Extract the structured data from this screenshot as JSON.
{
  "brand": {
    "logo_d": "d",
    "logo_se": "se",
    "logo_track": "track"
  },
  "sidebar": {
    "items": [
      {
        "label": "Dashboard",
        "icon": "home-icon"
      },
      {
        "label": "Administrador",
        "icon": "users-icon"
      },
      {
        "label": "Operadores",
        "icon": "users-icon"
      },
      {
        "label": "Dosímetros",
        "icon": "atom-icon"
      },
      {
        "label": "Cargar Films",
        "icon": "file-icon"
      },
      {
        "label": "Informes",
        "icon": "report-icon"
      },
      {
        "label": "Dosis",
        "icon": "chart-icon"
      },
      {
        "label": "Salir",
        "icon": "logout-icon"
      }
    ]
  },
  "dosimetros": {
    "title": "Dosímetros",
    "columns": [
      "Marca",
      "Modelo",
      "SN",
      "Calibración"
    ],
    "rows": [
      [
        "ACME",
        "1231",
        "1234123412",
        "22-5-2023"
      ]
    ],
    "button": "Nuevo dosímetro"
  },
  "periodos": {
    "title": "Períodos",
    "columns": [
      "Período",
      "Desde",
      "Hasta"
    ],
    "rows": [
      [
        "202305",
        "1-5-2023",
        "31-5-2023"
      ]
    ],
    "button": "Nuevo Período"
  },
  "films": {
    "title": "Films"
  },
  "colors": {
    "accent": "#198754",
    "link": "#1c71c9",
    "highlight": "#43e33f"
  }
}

▶ Stated task:
Take the entries above and transcribe them in full.

▶ Exercise solution:
Extract the structured data from this screenshot as JSON.
{
  "brand": {
    "logo_d": "d",
    "logo_se": "se",
    "logo_track": "track"
  },
  "sidebar": {
    "items": [
      {
        "label": "Dashboard",
        "icon": "home-icon"
      },
      {
        "label": "Administrador",
        "icon": "users-icon"
      },
      {
        "label": "Operadores",
        "icon": "users-icon"
      },
      {
        "label": "Dosímetros",
        "icon": "atom-icon"
      },
      {
        "label": "Cargar Films",
        "icon": "file-icon"
      },
      {
        "label": "Informes",
        "icon": "report-icon"
      },
      {
        "label": "Dosis",
        "icon": "chart-icon"
      },
      {
        "label": "Salir",
        "icon": "logout-icon"
      }
    ]
  },
  "dosimetros": {
    "title": "Dosímetros",
    "columns": [
      "Marca",
      "Modelo",
      "SN",
      "Calibración"
    ],
    "rows": [
      [
        "ACME",
        "1231",
        "1234123412",
        "22-5-2023"
      ]
    ],
    "button": "Nuevo dosímetro"
  },
  "periodos": {
    "title": "Períodos",
    "columns": [
      "Período",
      "Desde",
      "Hasta"
    ],
    "rows": [
      [
        "202305",
        "1-5-2023",
        "31-5-2023"
      ]
    ],
    "button": "Nuevo Período"
  },
  "films": {
    "title": "Films"
  },
  "colors": {
    "accent": "#198754",
    "link": "#1c71c9",
    "highlight": "#43e33f"
  }
}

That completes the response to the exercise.